**Ausgangstext**
════════════════

Krishnamacharya nahm sie schließlich unter seine Fittiche. Damit wurde sie nach Angaben des “Yoga Journal” zur ersten weiblichen Yoga-Schülerin und zur ersten Frau aus dem Westen, die in einem indischen Ashram leben durfte. “Er war sehr streng zu mir und dachte, dass ich das Regime, das er mir auferlegte, nicht aufrechterhalten würde”, zitiert die “Los Angeles Times” Indra Devi aus einem Interview, in dem sie über ihren Lehrer gesprochen hatte. Die Lehre war von Disziplin, Einschränkungen und Überstunden geprägt. Die Schauspielerin schaffte es dennoch, mit den männlichen Schülern Schritt zu halten.

Unter anderem übte sie mit den bekannten Gurus Pattabhi Jois und B.K.S Iyengar. Beiden wird heute ebenfalls eine entscheidende Rolle für die Geschichte des Yoga attestiert. Auch in Indra Devi sah Krishnamacharya enormes Potential. Laut “Amazing Women in History” ernannte der Guru sie schließlich zu seiner Privatschülerin und überwachte persönlich ist Asana -und Pranayama-Training. 

Sie nahm das Schiff, das zuerst abfuhr – es ging in die USA

Als ihr Mann nach China versetzt wurde, musste sie Indien verlassen. Ihr Guru trug ihr auf, seine Lehren in die Welt zu tragen. Laut dem Bericht der “Los Angeles Times” hatte Indra Devi am Anfang eher Angst vor dem Unterrichten, lehnte den Wunsch ihres Gurus jedoch nicht ab und eröffnete 1939 ihr erstes Yoga-Studio am Hofe von Madame Chiang Kai-shek, der Frau des nationalistischen Führers von China. Zu dieser Zeit kam laut “New York Times” ihr Spitzname “Mataji” (“Mutter”) auf. Während ihr Mann nach einigen Jahren in seine Heimat, die damalige Tschechoslowakei, berufen wurde, kehrte Indra Devi zurück nach Indien, wo sie Yoga lehrte und erste Bücher verfasst. Als ihr Mann 1946 verstarb, reiste sie noch einmal nach China, um die gemeinsamen Besitztümer zu verkaufen.

Anschließend überlegte sie, nach Indien zurückzugehen oder in die USA zu reisen. Sie kaufte Tickets für beide Ziele und entschied sich für das Schiff, das zuerst ablegte – Richtung Nordamerika. Dort kam sie laut dem Portal “Yoga Easy” gerade rechtzeitig, “um das aufkeimende Interesse an Körper- und Atemtechniken der Filmstars zu befriedigen”. 1947 eröffnete sie ein Studio in Hollywood, wo sie laut “New York Times” prominente Persönlichkeiten wie Gloria Swanson, Greta Garbo, Robert Ryan und Jennifer Jones im Yoga unterrichtete. Die Stars fanden die Atem- und Entspannungstechniken hilfreich für ihre Arbeit. Zudem soll Indra Devi, die in der gleichen Branche gearbeitet hatte, den Schauspielern laut “Hinduism Today” einfühlsam und empathisch begegnet sein.

════════════════

[Einiges Material]
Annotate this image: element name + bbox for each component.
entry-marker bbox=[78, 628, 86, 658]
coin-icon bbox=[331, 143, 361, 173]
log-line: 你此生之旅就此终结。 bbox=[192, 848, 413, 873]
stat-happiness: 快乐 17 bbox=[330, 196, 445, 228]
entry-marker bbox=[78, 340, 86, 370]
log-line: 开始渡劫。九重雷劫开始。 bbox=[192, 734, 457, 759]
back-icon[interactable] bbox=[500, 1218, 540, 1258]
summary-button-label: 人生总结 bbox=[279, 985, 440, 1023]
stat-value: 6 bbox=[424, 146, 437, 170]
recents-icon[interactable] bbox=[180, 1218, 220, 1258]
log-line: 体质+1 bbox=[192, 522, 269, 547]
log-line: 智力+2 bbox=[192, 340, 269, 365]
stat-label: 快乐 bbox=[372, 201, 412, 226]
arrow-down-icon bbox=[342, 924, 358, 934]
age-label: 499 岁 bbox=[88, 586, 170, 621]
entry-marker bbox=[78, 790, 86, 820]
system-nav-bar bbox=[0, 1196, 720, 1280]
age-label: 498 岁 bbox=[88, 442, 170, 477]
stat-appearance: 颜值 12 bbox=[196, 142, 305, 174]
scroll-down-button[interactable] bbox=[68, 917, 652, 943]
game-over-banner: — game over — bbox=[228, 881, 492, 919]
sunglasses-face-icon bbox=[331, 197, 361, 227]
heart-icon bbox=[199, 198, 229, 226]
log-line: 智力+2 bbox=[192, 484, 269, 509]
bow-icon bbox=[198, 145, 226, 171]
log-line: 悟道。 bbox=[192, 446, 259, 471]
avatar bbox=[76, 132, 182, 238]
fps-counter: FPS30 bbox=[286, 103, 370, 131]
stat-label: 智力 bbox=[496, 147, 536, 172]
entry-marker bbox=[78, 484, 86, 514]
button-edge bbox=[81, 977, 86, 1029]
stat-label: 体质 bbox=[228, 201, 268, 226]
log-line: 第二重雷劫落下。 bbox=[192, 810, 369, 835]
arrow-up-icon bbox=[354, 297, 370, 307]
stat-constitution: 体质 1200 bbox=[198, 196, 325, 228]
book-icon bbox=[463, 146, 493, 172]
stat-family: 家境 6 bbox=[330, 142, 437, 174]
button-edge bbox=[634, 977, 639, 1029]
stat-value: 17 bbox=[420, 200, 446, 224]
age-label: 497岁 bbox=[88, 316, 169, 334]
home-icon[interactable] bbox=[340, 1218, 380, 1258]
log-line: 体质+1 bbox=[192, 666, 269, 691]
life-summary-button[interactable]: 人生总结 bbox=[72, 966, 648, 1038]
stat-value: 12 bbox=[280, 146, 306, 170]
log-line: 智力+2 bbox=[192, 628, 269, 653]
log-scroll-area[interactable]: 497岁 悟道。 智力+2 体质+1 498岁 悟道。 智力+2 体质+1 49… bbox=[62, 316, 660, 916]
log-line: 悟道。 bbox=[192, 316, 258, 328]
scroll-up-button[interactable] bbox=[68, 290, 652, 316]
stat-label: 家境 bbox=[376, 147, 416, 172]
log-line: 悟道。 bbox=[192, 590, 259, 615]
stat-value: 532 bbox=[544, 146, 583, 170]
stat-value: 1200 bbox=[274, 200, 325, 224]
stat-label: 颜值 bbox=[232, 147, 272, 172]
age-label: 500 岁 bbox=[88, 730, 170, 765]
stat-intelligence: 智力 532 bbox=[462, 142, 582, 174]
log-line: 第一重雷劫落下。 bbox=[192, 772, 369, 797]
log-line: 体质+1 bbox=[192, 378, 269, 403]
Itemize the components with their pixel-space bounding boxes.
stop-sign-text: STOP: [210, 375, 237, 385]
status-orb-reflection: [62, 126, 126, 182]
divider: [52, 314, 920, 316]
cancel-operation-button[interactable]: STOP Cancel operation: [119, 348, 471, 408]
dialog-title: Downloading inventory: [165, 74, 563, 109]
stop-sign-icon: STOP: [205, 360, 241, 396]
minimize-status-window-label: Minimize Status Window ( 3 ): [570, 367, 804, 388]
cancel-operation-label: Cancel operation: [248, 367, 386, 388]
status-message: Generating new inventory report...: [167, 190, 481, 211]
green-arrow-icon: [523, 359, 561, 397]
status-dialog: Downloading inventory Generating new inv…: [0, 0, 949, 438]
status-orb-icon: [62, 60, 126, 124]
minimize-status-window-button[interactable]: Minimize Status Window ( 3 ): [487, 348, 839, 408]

════════════════

**Was gesucht ist**
In welchem Jahr eröffnete Indra Devi laut dem Ausgangstext ihr Studio in Hollywood?

**Lösung der Aufgabe**
Im Jahr 1947.